=== WHAT THE TASK ASKS ===
Report each line of the data that includes the word "противошумные".

Saved entries:
================

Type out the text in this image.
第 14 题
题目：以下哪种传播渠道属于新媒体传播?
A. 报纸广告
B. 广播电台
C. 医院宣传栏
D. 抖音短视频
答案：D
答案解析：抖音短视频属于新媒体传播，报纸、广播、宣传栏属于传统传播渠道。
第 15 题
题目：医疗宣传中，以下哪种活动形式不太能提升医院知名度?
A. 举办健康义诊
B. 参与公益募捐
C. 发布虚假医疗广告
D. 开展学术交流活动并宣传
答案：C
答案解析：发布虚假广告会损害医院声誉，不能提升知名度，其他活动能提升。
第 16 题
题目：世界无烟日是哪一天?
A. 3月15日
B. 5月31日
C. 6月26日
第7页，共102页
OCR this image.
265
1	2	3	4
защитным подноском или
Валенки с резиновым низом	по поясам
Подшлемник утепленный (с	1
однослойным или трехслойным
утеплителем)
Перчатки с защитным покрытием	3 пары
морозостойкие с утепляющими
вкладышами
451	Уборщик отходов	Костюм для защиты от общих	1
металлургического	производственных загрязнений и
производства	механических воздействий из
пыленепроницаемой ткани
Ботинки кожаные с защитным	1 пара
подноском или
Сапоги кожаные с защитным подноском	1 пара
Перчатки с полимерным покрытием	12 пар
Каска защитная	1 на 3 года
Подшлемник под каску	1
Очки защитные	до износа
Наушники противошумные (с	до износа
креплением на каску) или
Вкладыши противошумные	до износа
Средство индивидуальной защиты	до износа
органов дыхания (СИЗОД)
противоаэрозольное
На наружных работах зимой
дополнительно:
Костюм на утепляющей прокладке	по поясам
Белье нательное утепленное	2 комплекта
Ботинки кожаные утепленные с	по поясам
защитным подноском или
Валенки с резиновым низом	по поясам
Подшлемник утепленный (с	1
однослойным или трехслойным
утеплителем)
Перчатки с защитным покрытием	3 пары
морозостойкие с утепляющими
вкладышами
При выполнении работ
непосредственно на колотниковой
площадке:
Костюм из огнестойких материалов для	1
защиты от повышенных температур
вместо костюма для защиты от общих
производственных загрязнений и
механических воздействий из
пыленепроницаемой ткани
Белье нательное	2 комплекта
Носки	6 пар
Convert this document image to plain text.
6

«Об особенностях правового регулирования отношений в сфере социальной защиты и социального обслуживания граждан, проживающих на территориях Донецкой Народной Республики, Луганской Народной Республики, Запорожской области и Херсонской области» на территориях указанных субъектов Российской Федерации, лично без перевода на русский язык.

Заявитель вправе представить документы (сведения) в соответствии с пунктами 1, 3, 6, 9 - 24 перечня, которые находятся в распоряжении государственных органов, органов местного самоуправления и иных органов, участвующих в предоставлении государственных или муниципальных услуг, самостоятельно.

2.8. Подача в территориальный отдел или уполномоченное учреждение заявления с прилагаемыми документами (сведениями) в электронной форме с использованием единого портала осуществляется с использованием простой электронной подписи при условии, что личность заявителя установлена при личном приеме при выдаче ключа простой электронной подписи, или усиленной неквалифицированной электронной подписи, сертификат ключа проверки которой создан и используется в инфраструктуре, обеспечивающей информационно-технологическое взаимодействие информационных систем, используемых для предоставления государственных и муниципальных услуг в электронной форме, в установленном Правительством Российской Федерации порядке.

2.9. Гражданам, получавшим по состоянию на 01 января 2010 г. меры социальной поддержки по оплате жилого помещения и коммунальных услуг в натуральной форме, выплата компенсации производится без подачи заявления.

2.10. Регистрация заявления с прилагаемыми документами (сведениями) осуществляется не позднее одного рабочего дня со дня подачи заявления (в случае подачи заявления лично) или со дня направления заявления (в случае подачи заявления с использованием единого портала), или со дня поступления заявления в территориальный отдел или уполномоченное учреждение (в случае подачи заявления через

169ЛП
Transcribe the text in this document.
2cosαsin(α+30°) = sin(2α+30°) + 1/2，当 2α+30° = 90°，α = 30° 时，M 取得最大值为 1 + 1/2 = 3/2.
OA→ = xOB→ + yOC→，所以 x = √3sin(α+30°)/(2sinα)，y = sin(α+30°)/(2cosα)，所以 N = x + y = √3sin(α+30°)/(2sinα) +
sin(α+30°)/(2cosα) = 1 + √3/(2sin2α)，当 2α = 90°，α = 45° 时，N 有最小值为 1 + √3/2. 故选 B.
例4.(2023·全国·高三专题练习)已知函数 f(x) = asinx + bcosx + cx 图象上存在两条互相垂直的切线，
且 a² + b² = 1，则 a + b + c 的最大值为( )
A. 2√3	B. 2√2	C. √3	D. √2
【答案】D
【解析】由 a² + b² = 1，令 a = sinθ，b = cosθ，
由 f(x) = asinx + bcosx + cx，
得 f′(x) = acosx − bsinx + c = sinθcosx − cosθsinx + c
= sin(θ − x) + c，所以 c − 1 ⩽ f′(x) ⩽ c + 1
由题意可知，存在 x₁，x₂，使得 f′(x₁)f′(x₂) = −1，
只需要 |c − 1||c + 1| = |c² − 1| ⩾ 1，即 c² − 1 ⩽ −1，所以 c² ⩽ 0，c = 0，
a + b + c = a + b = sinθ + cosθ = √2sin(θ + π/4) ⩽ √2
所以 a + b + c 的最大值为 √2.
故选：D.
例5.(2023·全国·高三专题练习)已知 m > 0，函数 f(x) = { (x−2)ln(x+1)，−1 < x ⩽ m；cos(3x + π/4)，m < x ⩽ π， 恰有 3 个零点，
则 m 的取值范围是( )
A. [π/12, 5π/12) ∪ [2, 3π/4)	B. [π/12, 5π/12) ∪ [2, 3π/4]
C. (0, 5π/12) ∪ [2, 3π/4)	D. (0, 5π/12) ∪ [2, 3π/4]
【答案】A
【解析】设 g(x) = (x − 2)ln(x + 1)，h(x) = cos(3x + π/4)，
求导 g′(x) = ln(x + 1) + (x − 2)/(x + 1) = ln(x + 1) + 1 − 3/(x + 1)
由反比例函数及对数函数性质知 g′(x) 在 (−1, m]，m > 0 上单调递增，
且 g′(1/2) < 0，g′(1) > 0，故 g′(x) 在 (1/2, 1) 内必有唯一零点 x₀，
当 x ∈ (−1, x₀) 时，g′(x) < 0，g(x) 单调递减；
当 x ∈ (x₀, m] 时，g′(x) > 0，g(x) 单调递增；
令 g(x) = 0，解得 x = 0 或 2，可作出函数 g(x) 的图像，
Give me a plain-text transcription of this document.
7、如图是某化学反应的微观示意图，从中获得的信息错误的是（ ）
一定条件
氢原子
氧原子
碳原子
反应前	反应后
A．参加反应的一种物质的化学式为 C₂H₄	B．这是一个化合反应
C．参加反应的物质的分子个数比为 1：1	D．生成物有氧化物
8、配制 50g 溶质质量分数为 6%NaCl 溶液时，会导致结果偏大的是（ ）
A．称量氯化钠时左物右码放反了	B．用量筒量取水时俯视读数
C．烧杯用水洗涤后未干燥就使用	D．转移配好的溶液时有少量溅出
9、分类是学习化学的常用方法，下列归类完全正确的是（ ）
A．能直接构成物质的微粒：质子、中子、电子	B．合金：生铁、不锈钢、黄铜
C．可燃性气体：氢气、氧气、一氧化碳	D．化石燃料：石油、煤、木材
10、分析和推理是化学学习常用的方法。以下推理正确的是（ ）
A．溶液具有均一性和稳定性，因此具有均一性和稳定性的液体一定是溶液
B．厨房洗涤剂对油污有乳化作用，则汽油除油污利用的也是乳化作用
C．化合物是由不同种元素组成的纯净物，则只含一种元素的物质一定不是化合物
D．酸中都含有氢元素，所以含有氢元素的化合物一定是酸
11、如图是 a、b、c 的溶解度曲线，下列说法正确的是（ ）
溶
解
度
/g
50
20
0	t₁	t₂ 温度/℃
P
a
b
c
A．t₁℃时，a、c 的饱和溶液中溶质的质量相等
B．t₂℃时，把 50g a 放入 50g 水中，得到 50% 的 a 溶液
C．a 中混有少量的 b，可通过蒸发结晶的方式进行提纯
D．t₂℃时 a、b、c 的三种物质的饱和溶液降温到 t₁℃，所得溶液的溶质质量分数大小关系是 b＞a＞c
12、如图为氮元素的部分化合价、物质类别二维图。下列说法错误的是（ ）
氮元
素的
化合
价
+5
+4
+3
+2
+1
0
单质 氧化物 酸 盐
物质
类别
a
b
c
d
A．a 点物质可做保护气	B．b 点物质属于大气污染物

================

=== RESPONSE TO THIS TASK ===
Наушники противошумные (с	до износа
Вкладыши противошумные	до износа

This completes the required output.